### Article
Saturday, January 28, 2017 By: Ask A Master Gardener

Non-Blooming Hydrangeas

Weather, pruning may be cause of non-blooming hydrangea

Bill Sevier, Ask a Master Gardener

Saturday, January 28, 2017

Q: I planted some mophead hydrangeas I bought from a local nursery, and they are not blooming. What could cause this? Amy, Tulsa.
A: The short answer is that the non-blooming is most likely related to pruning or weather issues, although there are other causes.
The Tulsa Master Gardeners maintain a helpline at the OSU Extension Office on 15th Street, and this is certainly in the top 10 questions called in during the growing season.
There are 23 different species of hydrangeas and five are cultivated in the U.S. These are smooth, panicle, bigleaf (mophead, lacecap), oakleaf and climbing hydrangeas, and they all share some, but not all, of the flowering habits of your hydrangeas.
In regards to blooming, the mopheads come in two general varieties. The older classic ones that just bloom in spring and the newer remontant (reblooming) varieties that bloom in spring into fall. The spring bloomers form flowers on buds developed during the previous late summer and fall. Pruning these shrubs during fall, winter or early spring will remove the flower buds with a loss of blooms for that season.
Hydrangeas in the reblooming group have last season’s buds as the others do but also form buds in the current summer, which bloom that summer and fall. If these are pruned winter or spring, the spring blooms will be lost, but the plant should still bloom in summer and fall.
Another cause of non-blooming of hydrangeas relates to the weather. Spring-blooming plants whose buds were developed the previous year may lose those buds with a late spring freeze. As it warms in early spring, the flower buds expand with water and begin to soften (bud break). As they do this, they lose their cold tolerance and a late freeze may kill them. The reblooming hydrangeas also may lose their spring flowers with a late freeze but will still bloom later in the summer. That is why this type of hydrangea is popular in the northern states.

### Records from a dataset
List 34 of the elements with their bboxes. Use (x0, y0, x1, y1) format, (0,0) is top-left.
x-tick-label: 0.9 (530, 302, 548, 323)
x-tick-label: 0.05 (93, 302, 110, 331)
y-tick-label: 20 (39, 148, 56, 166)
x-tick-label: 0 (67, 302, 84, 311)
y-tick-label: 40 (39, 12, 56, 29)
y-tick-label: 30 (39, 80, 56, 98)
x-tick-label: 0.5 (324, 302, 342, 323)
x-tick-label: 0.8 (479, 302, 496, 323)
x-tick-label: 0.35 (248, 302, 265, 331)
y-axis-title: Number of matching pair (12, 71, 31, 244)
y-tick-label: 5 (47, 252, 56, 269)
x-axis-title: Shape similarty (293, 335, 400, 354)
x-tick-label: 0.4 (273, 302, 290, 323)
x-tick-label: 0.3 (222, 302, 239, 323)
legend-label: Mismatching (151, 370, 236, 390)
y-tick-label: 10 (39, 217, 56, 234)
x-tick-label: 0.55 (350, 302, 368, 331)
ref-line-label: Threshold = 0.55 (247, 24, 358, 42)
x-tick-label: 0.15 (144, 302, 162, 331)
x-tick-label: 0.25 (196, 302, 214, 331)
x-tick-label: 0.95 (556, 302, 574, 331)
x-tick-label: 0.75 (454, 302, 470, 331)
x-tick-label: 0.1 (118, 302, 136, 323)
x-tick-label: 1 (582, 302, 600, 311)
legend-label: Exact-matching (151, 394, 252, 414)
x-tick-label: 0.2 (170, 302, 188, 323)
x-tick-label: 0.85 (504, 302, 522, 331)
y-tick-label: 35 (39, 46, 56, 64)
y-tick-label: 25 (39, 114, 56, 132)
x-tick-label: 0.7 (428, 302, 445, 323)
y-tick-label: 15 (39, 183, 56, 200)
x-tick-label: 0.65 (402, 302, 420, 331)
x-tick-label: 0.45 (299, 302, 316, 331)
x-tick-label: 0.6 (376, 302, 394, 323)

### Exercise set
1. Name the five hydrangea species that the hydrangea article says are cultivated in the U.S.
2. Using the hydrangea article, answer these questions:
(a) How many different species of hydrangeas are there?
(b) Where do the Tulsa Master Gardeners keep their helpline?
(c) What term does the article use for flower buds expanding with water and beginning to soften in early spring?
3. Go on with the article about non-blooming hydrangeas, starting after its last sentence.

### Answers to the exercises
1. Smooth, panicle, bigleaf (mophead, lacecap), oakleaf and climbing hydrangeas.

2.
(a) 23.
(b) At the OSU Extension Office on 15th Street.
(c) Bud break.

3.
These are the main causes of hydrangeas not blooming, but there are others.
Most varieties need about four hours of sun to bloom. If a hydrangea is planted in full or mostly shade, it will have nice green leaves, grow tall but not bloom.
Another factor to consider is that these plants need time to develop root systems and develop height before they consider blooming. Some plants may take two or more years to do this, so if everything else seems optimal and the plant doesn’t bloom, give it more time.
A last possible cause relates to most all plants in the flower or vegetable garden. If you use too much nitrogen fertilizer, plants will grow tall and green and not flower.
For a helpful review of hydrangeas and their problems, the Proven Winner website is worth reading.

Garden tips

        Begin planting blackberries, raspberries, strawberries, grapes, asparagus and other perennial garden crops in February.
        One can continue in the month of February spot-spraying weeds in your dormant Bermuda lawn. Use a product containing glyphosate, found in Roundup and others. Use when the temperature is above 50 degrees and always read the label carefully before using.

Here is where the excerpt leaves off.